● **Given problem**
Word for word, copy all the data and drop the pictures.

(Records from a data source)
▬▬▬▬▬▬
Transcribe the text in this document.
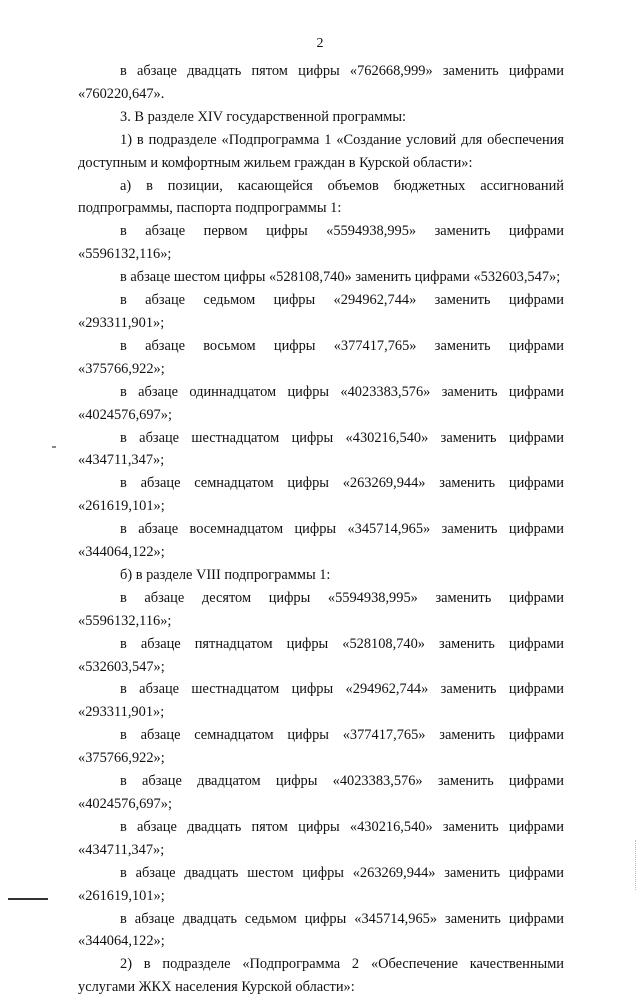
2

в абзаце двадцать пятом цифры «762668,999» заменить цифрами «760220,647».

3. В разделе XIV государственной программы:

1) в подразделе «Подпрограмма 1 «Создание условий для обеспечения доступным и комфортным жильем граждан в Курской области»:

а) в позиции, касающейся объемов бюджетных ассигнований подпрограммы, паспорта подпрограммы 1:

в абзаце первом цифры «5594938,995» заменить цифрами «5596132,116»;

в абзаце шестом цифры «528108,740» заменить цифрами «532603,547»;

в абзаце седьмом цифры «294962,744» заменить цифрами «293311,901»;

в абзаце восьмом цифры «377417,765» заменить цифрами «375766,922»;

в абзаце одиннадцатом цифры «4023383,576» заменить цифрами «4024576,697»;

в абзаце шестнадцатом цифры «430216,540» заменить цифрами «434711,347»;

в абзаце семнадцатом цифры «263269,944» заменить цифрами «261619,101»;

в абзаце восемнадцатом цифры «345714,965» заменить цифрами «344064,122»;

б) в разделе VIII подпрограммы 1:

в абзаце десятом цифры «5594938,995» заменить цифрами «5596132,116»;

в абзаце пятнадцатом цифры «528108,740» заменить цифрами «532603,547»;

в абзаце шестнадцатом цифры «294962,744» заменить цифрами «293311,901»;

в абзаце семнадцатом цифры «377417,765» заменить цифрами «375766,922»;

в абзаце двадцатом цифры «4023383,576» заменить цифрами «4024576,697»;

в абзаце двадцать пятом цифры «430216,540» заменить цифрами «434711,347»;

в абзаце двадцать шестом цифры «263269,944» заменить цифрами «261619,101»;

в абзаце двадцать седьмом цифры «345714,965» заменить цифрами «344064,122»;

2) в подразделе «Подпрограмма 2 «Обеспечение качественными услугами ЖКХ населения Курской области»:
▬▬▬▬▬▬
● **Solution**
Transcribe the text in this document.
2

в абзаце двадцать пятом цифры «762668,999» заменить цифрами «760220,647».

3. В разделе XIV государственной программы:

1) в подразделе «Подпрограмма 1 «Создание условий для обеспечения доступным и комфортным жильем граждан в Курской области»:

а) в позиции, касающейся объемов бюджетных ассигнований подпрограммы, паспорта подпрограммы 1:

в абзаце первом цифры «5594938,995» заменить цифрами «5596132,116»;

в абзаце шестом цифры «528108,740» заменить цифрами «532603,547»;

в абзаце седьмом цифры «294962,744» заменить цифрами «293311,901»;

в абзаце восьмом цифры «377417,765» заменить цифрами «375766,922»;

в абзаце одиннадцатом цифры «4023383,576» заменить цифрами «4024576,697»;

в абзаце шестнадцатом цифры «430216,540» заменить цифрами «434711,347»;

в абзаце семнадцатом цифры «263269,944» заменить цифрами «261619,101»;

в абзаце восемнадцатом цифры «345714,965» заменить цифрами «344064,122»;

б) в разделе VIII подпрограммы 1:

в абзаце десятом цифры «5594938,995» заменить цифрами «5596132,116»;

в абзаце пятнадцатом цифры «528108,740» заменить цифрами «532603,547»;

в абзаце шестнадцатом цифры «294962,744» заменить цифрами «293311,901»;

в абзаце семнадцатом цифры «377417,765» заменить цифрами «375766,922»;

в абзаце двадцатом цифры «4023383,576» заменить цифрами «4024576,697»;

в абзаце двадцать пятом цифры «430216,540» заменить цифрами «434711,347»;

в абзаце двадцать шестом цифры «263269,944» заменить цифрами «261619,101»;

в абзаце двадцать седьмом цифры «345714,965» заменить цифрами «344064,122»;

2) в подразделе «Подпрограмма 2 «Обеспечение качественными услугами ЖКХ населения Курской области»:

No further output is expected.